=== Data provided ===
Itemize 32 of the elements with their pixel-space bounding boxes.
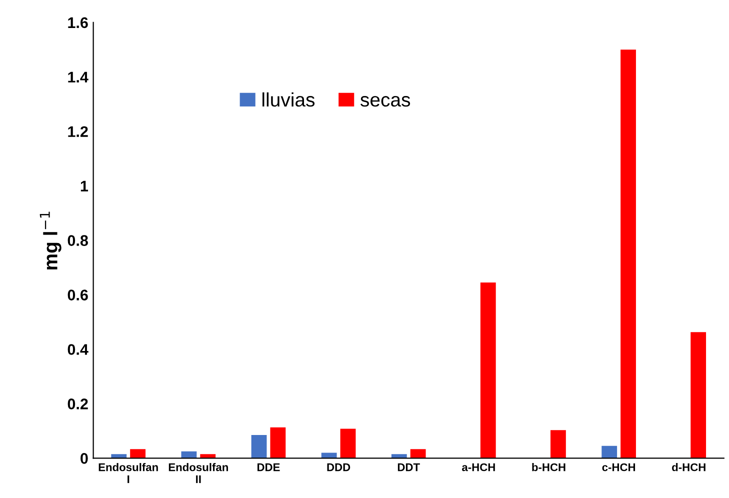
y-tick-label: 1.2 (68, 126, 88, 137)
x-tick-label: Endosulfan I (98, 463, 158, 484)
x-tick-label: c-HCH (602, 463, 636, 472)
bar (410, 449, 426, 458)
y-tick-label: 0 (80, 453, 88, 464)
y-tick-label: 1 (80, 180, 88, 192)
y-tick-label: 0.6 (68, 290, 88, 300)
bar (602, 446, 618, 458)
bar (690, 332, 706, 458)
y-tick-label: 1.4 (68, 72, 88, 82)
bar (251, 435, 267, 458)
x-tick-label: b-HCH (532, 463, 566, 472)
y-tick-label: 0.8 (68, 235, 88, 246)
y-tick-label: 1.6 (68, 17, 88, 28)
bar (480, 282, 496, 458)
bar (270, 427, 286, 458)
legend-label: lluvias (262, 92, 315, 107)
bar (340, 428, 356, 458)
bar (130, 449, 146, 458)
bar (620, 50, 636, 458)
legend-label: secas (360, 96, 410, 107)
x-tick-label: a-HCH (462, 463, 495, 472)
bar (321, 452, 337, 458)
x-tick-label: d-HCH (672, 463, 706, 472)
x-tick-label: DDT (398, 463, 420, 472)
x-tick-label: DDE (257, 463, 280, 472)
x-tick-label: DDD (327, 463, 350, 472)
y-tick-label: 0.2 (68, 398, 88, 410)
y-tick-label: 0.4 (68, 344, 88, 355)
x-tick-label: Endosulfan II (168, 463, 228, 484)
y-axis-title: mg l$^{−1}$ (40, 212, 62, 270)
bar (550, 430, 566, 458)
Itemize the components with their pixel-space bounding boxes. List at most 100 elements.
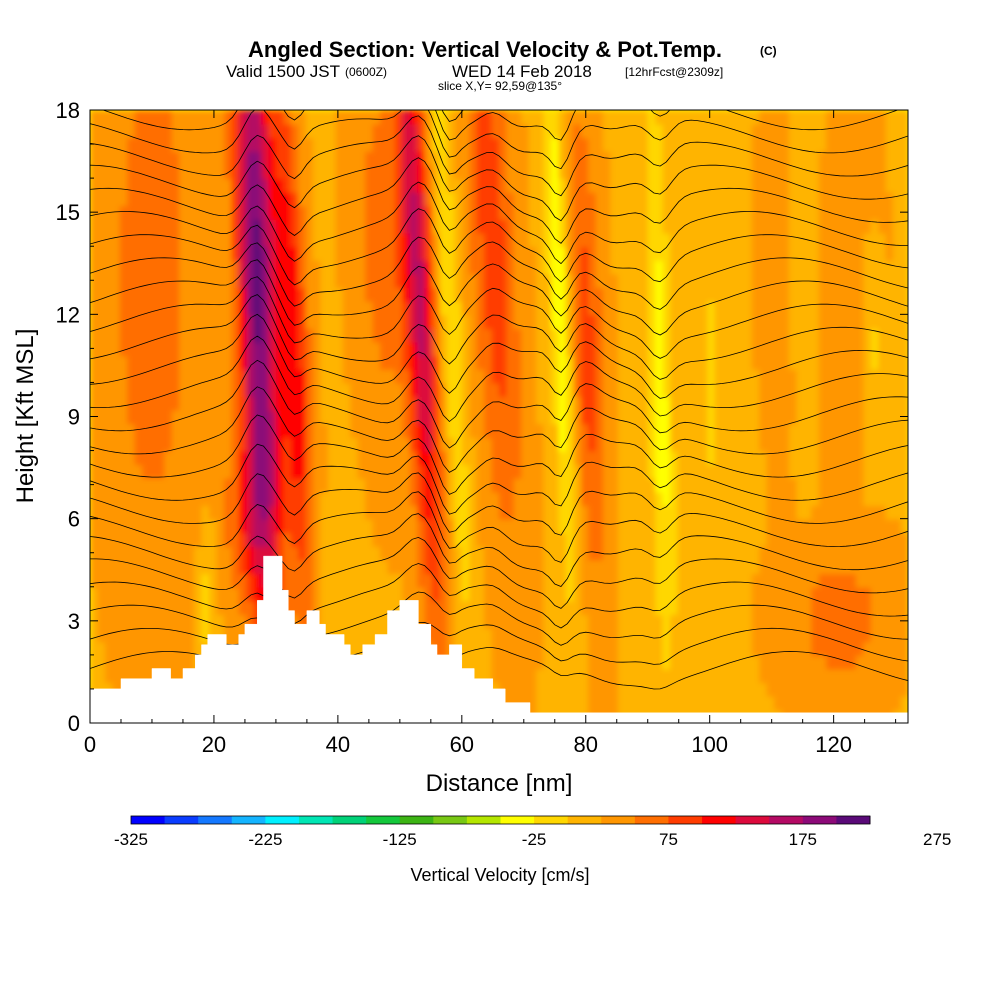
velocity-cell	[275, 368, 285, 384]
velocity-cell	[781, 178, 790, 193]
velocity-cell	[209, 545, 218, 561]
velocity-cell	[655, 123, 664, 139]
velocity-cell	[543, 409, 552, 425]
velocity-cell	[484, 355, 493, 370]
velocity-cell	[803, 164, 813, 180]
velocity-cell	[759, 382, 768, 397]
velocity-cell	[759, 355, 768, 370]
velocity-cell	[737, 654, 746, 670]
velocity-cell	[409, 436, 419, 452]
velocity-cell	[595, 423, 605, 438]
velocity-cell	[320, 110, 329, 125]
velocity-cell	[729, 110, 738, 125]
velocity-cell	[394, 436, 404, 452]
velocity-cell	[261, 518, 270, 534]
velocity-cell	[640, 573, 649, 588]
velocity-cell	[729, 477, 738, 493]
velocity-cell	[372, 545, 381, 561]
velocity-cell	[290, 532, 300, 547]
velocity-cell	[484, 518, 493, 534]
velocity-cell	[573, 614, 582, 629]
velocity-cell	[209, 396, 218, 411]
velocity-cell	[833, 137, 842, 152]
velocity-cell	[194, 450, 203, 466]
velocity-cell	[580, 518, 590, 534]
velocity-cell	[670, 246, 679, 261]
velocity-cell	[543, 205, 552, 220]
velocity-cell	[238, 614, 248, 629]
velocity-cell	[216, 532, 225, 547]
velocity-cell	[595, 314, 605, 329]
velocity-cell	[328, 614, 337, 629]
velocity-cell	[380, 178, 389, 193]
velocity-cell	[766, 641, 776, 656]
velocity-cell	[692, 436, 701, 452]
velocity-cell	[365, 259, 374, 275]
velocity-cell	[261, 409, 270, 425]
velocity-cell	[640, 682, 649, 697]
velocity-cell	[365, 300, 374, 316]
velocity-cell	[818, 396, 828, 411]
velocity-cell	[699, 382, 709, 397]
velocity-cell	[625, 614, 634, 629]
velocity-cell	[841, 477, 850, 493]
velocity-cell	[625, 137, 634, 152]
velocity-cell	[677, 123, 686, 139]
velocity-cell	[796, 505, 805, 520]
velocity-cell	[484, 477, 493, 493]
velocity-cell	[223, 287, 233, 302]
velocity-cell	[588, 641, 597, 656]
velocity-cell	[885, 232, 895, 248]
velocity-cell	[818, 164, 828, 180]
velocity-cell	[432, 409, 441, 425]
velocity-cell	[565, 573, 575, 588]
velocity-cell	[216, 232, 225, 248]
velocity-cell	[149, 382, 158, 397]
velocity-cell	[409, 382, 419, 397]
velocity-cell	[439, 150, 448, 166]
velocity-cell	[409, 450, 419, 466]
velocity-cell	[261, 423, 270, 438]
velocity-cell	[863, 423, 872, 438]
velocity-cell	[424, 586, 433, 602]
velocity-cell	[751, 273, 761, 289]
velocity-cell	[499, 287, 508, 302]
velocity-cell	[900, 314, 908, 329]
velocity-cell	[565, 627, 575, 643]
velocity-cell	[521, 287, 530, 302]
velocity-cell	[580, 382, 590, 397]
velocity-cell	[231, 627, 240, 643]
velocity-cell	[253, 505, 262, 520]
velocity-cell	[365, 532, 374, 547]
velocity-cell	[528, 150, 538, 166]
velocity-cell	[729, 641, 738, 656]
velocity-cell	[119, 178, 129, 193]
velocity-cell	[878, 164, 887, 180]
velocity-cell	[112, 668, 121, 684]
velocity-cell	[194, 559, 203, 575]
velocity-cell	[201, 137, 210, 152]
velocity-cell	[789, 641, 798, 656]
velocity-cell	[491, 491, 500, 506]
velocity-cell	[699, 654, 709, 670]
velocity-cell	[536, 409, 545, 425]
velocity-cell	[632, 355, 642, 370]
velocity-cell	[833, 123, 842, 139]
velocity-cell	[878, 545, 887, 561]
velocity-cell	[588, 477, 597, 493]
velocity-cell	[127, 627, 136, 643]
velocity-cell	[335, 545, 344, 561]
velocity-cell	[275, 505, 285, 520]
velocity-cell	[134, 396, 143, 411]
velocity-cell	[156, 300, 166, 316]
velocity-cell	[565, 219, 575, 234]
velocity-cell	[231, 328, 240, 343]
velocity-cell	[863, 695, 872, 711]
velocity-cell	[171, 654, 181, 670]
velocity-cell	[900, 137, 908, 152]
velocity-cell	[156, 559, 166, 575]
velocity-cell	[186, 477, 196, 493]
velocity-cell	[707, 246, 716, 261]
velocity-cell	[722, 505, 731, 520]
velocity-cell	[878, 150, 887, 166]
===
▸ Set problem
Reproduce, character for character, the lines starting with the line that contains "368, 285, 384]" and going on through the line that contains "205, 552, 220]", including both of those lines.

▸ Task answer
velocity-cell	[275, 368, 285, 384]
velocity-cell	[781, 178, 790, 193]
velocity-cell	[209, 545, 218, 561]
velocity-cell	[655, 123, 664, 139]
velocity-cell	[543, 409, 552, 425]
velocity-cell	[484, 355, 493, 370]
velocity-cell	[803, 164, 813, 180]
velocity-cell	[759, 382, 768, 397]
velocity-cell	[759, 355, 768, 370]
velocity-cell	[737, 654, 746, 670]
velocity-cell	[409, 436, 419, 452]
velocity-cell	[595, 423, 605, 438]
velocity-cell	[320, 110, 329, 125]
velocity-cell	[729, 110, 738, 125]
velocity-cell	[394, 436, 404, 452]
velocity-cell	[261, 518, 270, 534]
velocity-cell	[640, 573, 649, 588]
velocity-cell	[729, 477, 738, 493]
velocity-cell	[372, 545, 381, 561]
velocity-cell	[290, 532, 300, 547]
velocity-cell	[484, 518, 493, 534]
velocity-cell	[573, 614, 582, 629]
velocity-cell	[209, 396, 218, 411]
velocity-cell	[833, 137, 842, 152]
velocity-cell	[194, 450, 203, 466]
velocity-cell	[580, 518, 590, 534]
velocity-cell	[670, 246, 679, 261]
velocity-cell	[543, 205, 552, 220]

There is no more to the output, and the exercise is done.